**GIVEN REQUEST**
Repeat the material below exactly, with no pictures.

[Dataset listings of figures]
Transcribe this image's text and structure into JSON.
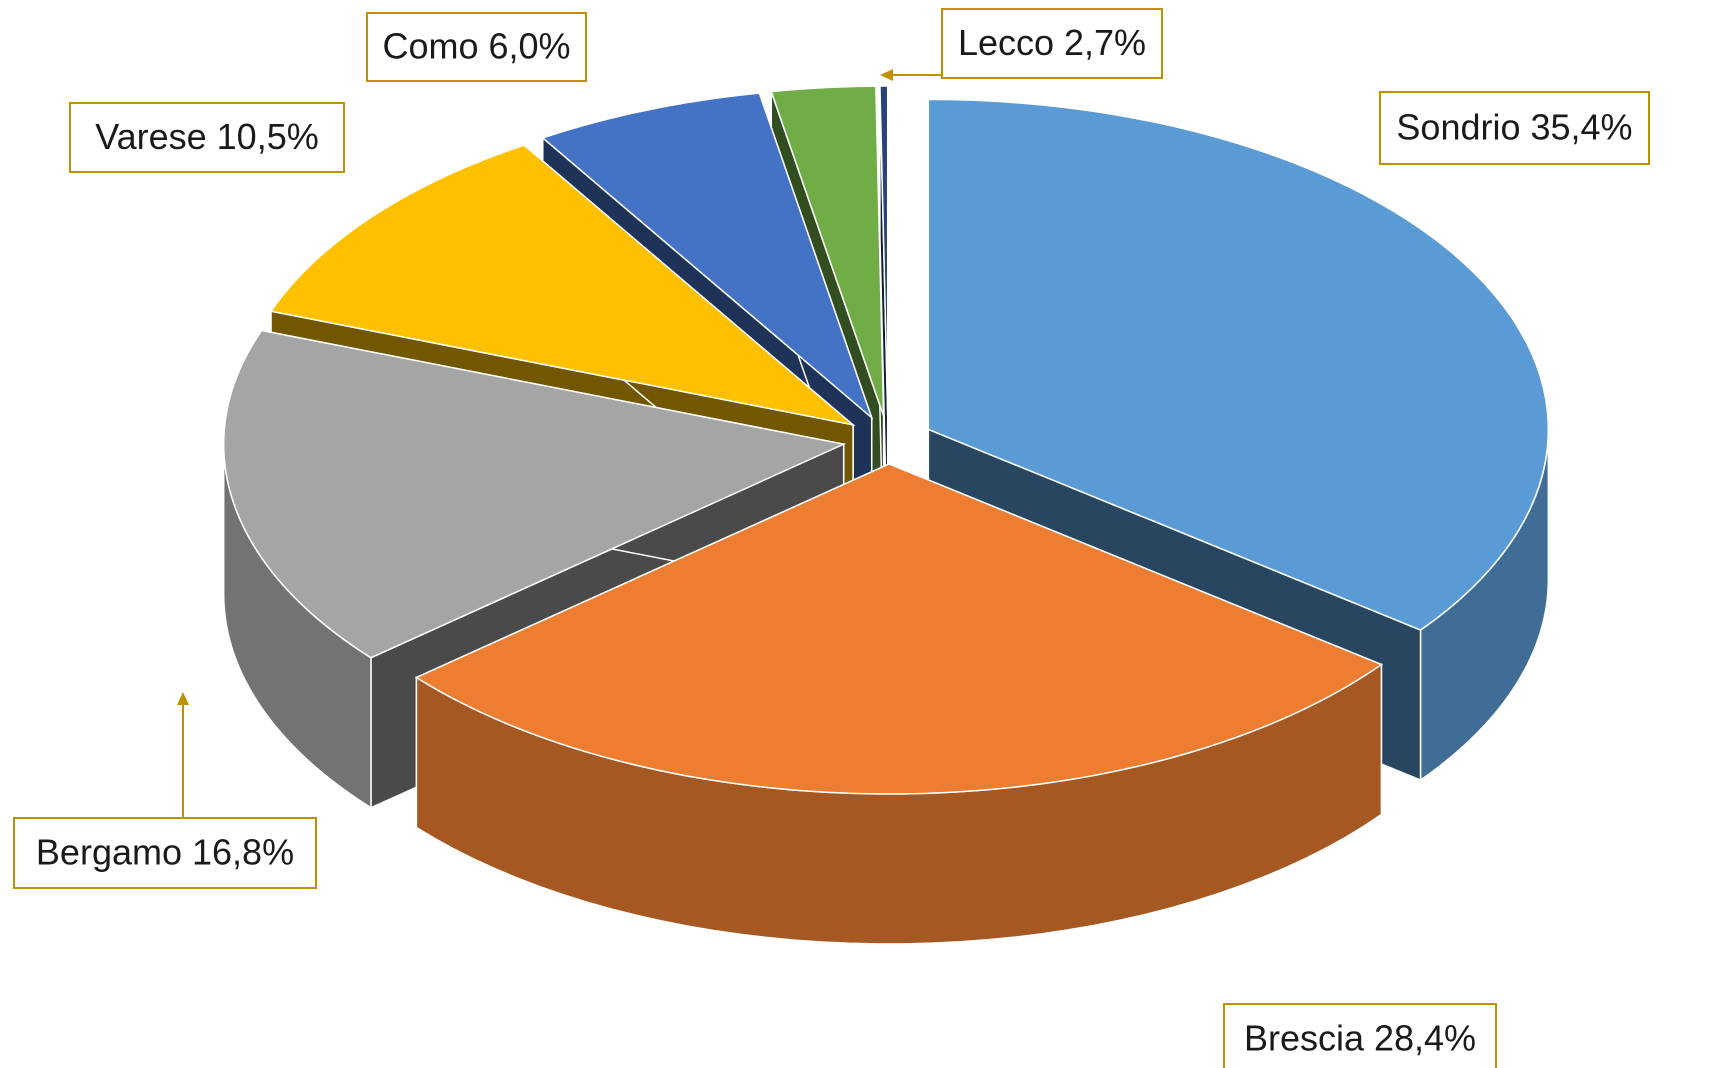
{
  "chart_data": {
    "type": "pie3d",
    "values": [
      35.4,
      28.4,
      16.8,
      10.5,
      6.0,
      2.7,
      0.2
    ],
    "value_labels": [
      "Sondrio 35,4%",
      "Brescia 28,4%",
      "Bergamo 16,8%",
      "Varese 10,5%",
      "Como 6,0%",
      "Lecco 2,7%",
      null
    ],
    "colors": [
      "#5b9bd5",
      "#ed7d31",
      "#a5a5a5",
      "#ffc000",
      "#4472c4",
      "#70ad47",
      "#264478"
    ],
    "label_border_color": "#bf9000"
  }
}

**EXERCISE OUTPUT**
Transcribe this image's text and structure into JSON.
{
  "chart_data": {
    "type": "pie3d",
    "values": [
      35.4,
      28.4,
      16.8,
      10.5,
      6.0,
      2.7,
      0.2
    ],
    "value_labels": [
      "Sondrio 35,4%",
      "Brescia 28,4%",
      "Bergamo 16,8%",
      "Varese 10,5%",
      "Como 6,0%",
      "Lecco 2,7%",
      null
    ],
    "colors": [
      "#5b9bd5",
      "#ed7d31",
      "#a5a5a5",
      "#ffc000",
      "#4472c4",
      "#70ad47",
      "#264478"
    ],
    "label_border_color": "#bf9000"
  }
}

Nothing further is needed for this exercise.